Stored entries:

★ ★ ★ ★ ★ ★ ★

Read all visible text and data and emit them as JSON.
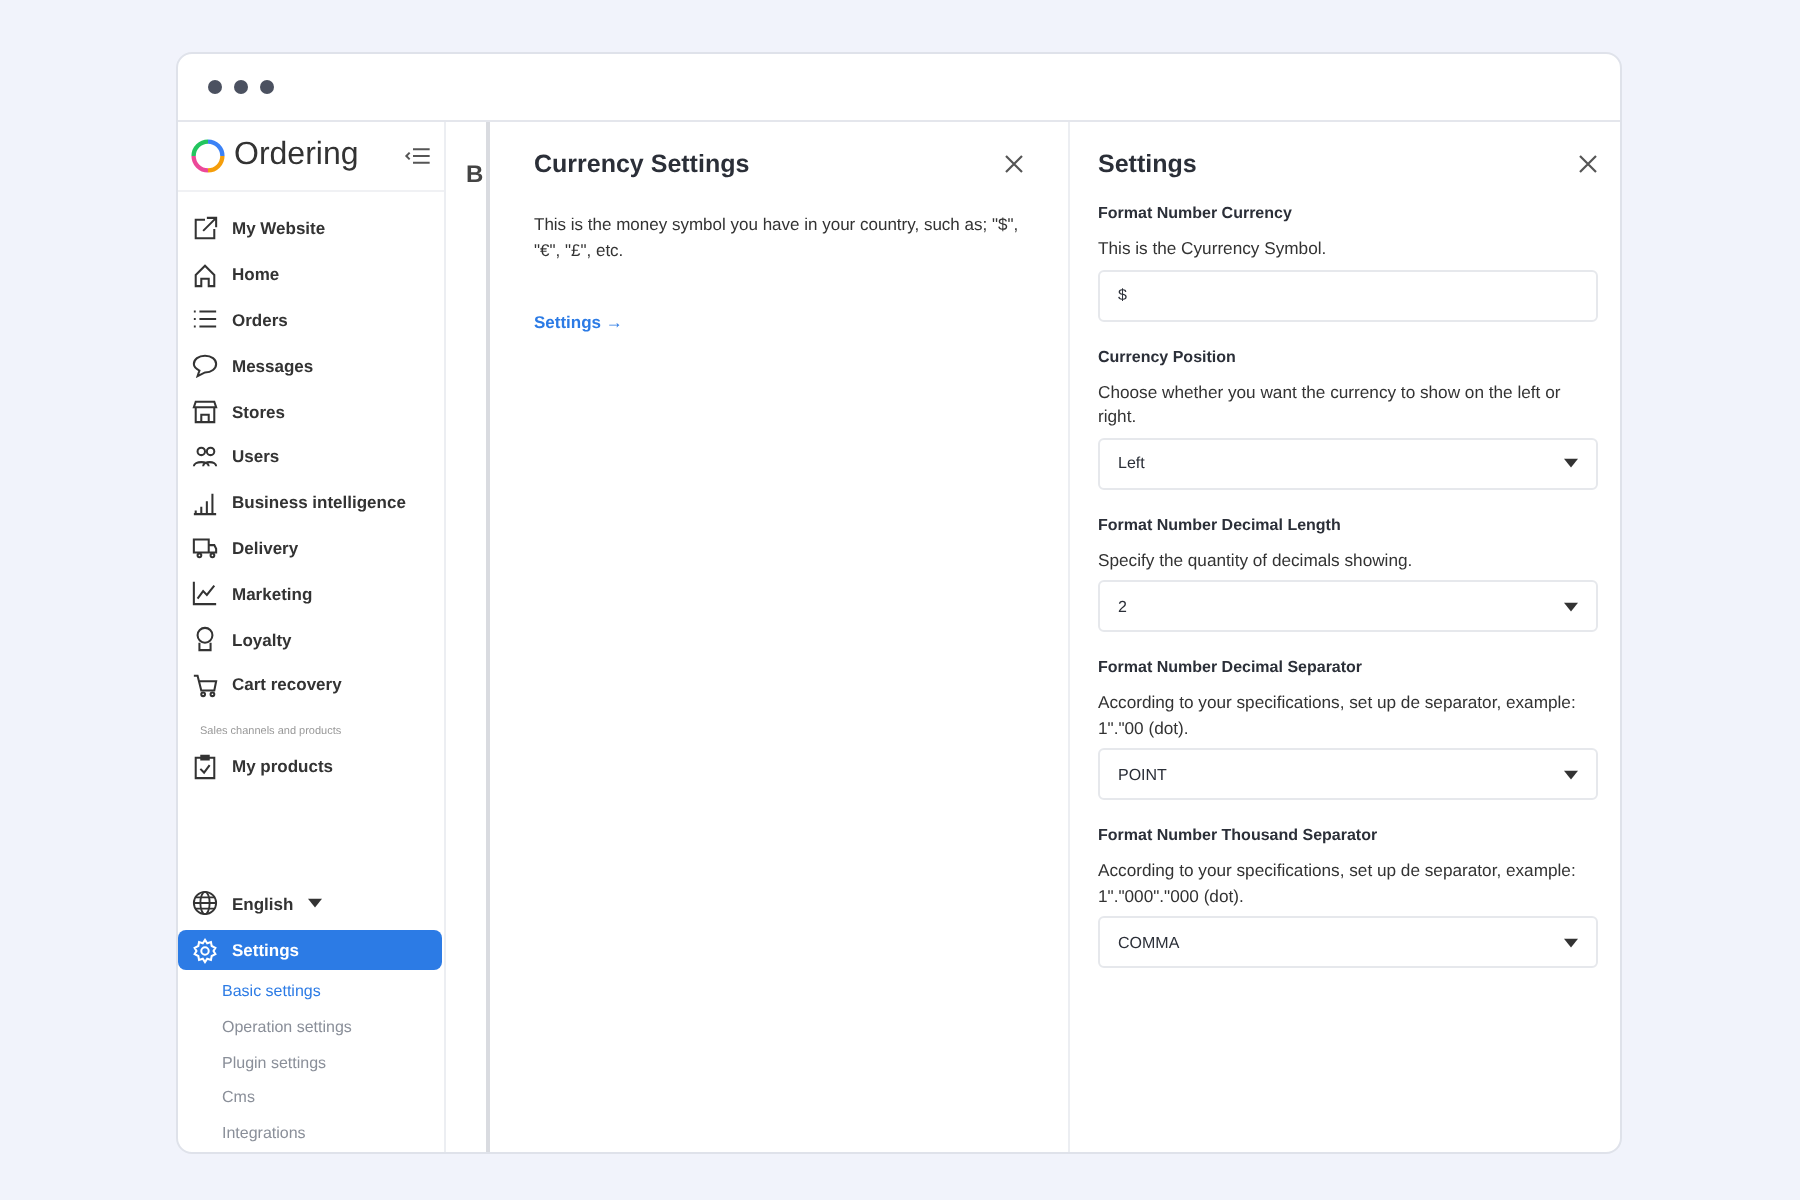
{
  "brand": {
    "name": "Ordering"
  },
  "nav": [
    {
      "label": "My Website",
      "selected": false
    },
    {
      "label": "Home",
      "selected": false
    },
    {
      "label": "Orders",
      "selected": false
    },
    {
      "label": "Messages",
      "selected": false
    },
    {
      "label": "Stores",
      "selected": false
    },
    {
      "label": "Users",
      "selected": false
    },
    {
      "label": "Business intelligence",
      "selected": false
    },
    {
      "label": "Delivery",
      "selected": false
    },
    {
      "label": "Marketing",
      "selected": false
    },
    {
      "label": "Loyalty",
      "selected": false
    },
    {
      "label": "Cart recovery",
      "selected": false
    }
  ],
  "section_label": "Sales channels and products",
  "section_items": [
    {
      "label": "My products",
      "selected": false
    }
  ],
  "language": "English",
  "settings_item": {
    "label": "Settings",
    "selected": true
  },
  "sub_items": [
    {
      "label": "Basic settings",
      "selected": true
    },
    {
      "label": "Operation settings",
      "selected": false
    },
    {
      "label": "Plugin settings",
      "selected": false
    },
    {
      "label": "Cms",
      "selected": false
    },
    {
      "label": "Integrations",
      "selected": false
    }
  ],
  "background_heading": "B",
  "currency_panel": {
    "title": "Currency Settings",
    "description": "This is the money symbol you have in your country, such as; \"$\", \"€\", \"£\", etc.",
    "link": "Settings →"
  },
  "settings_panel": {
    "title": "Settings",
    "fields": [
      {
        "kind": "input",
        "label": "Format Number Currency",
        "help": "This is the Cyurrency Symbol.",
        "value": "$"
      },
      {
        "kind": "select",
        "label": "Currency Position",
        "help": "Choose whether you want the currency to show on the left or right.",
        "value": "Left"
      },
      {
        "kind": "select",
        "label": "Format Number Decimal Length",
        "help": "Specify the quantity of decimals showing.",
        "value": "2"
      },
      {
        "kind": "select",
        "label": "Format Number Decimal Separator",
        "help": "According to your specifications, set up de separator, example: 1\".\"00 (dot).",
        "value": "POINT"
      },
      {
        "kind": "select",
        "label": "Format Number Thousand Separator",
        "help": "According to your specifications, set up de separator, example: 1\".\"000\".\"000 (dot).",
        "value": "COMMA"
      }
    ]
  }
}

★ ★ ★ ★ ★ ★ ★

▶ **What you are asked to do**
List every line above containing the word "Number".

▶ **The answer**
        "label": "Format Number Currency",
        "label": "Format Number Decimal Length",
        "label": "Format Number Decimal Separator",
        "label": "Format Number Thousand Separator",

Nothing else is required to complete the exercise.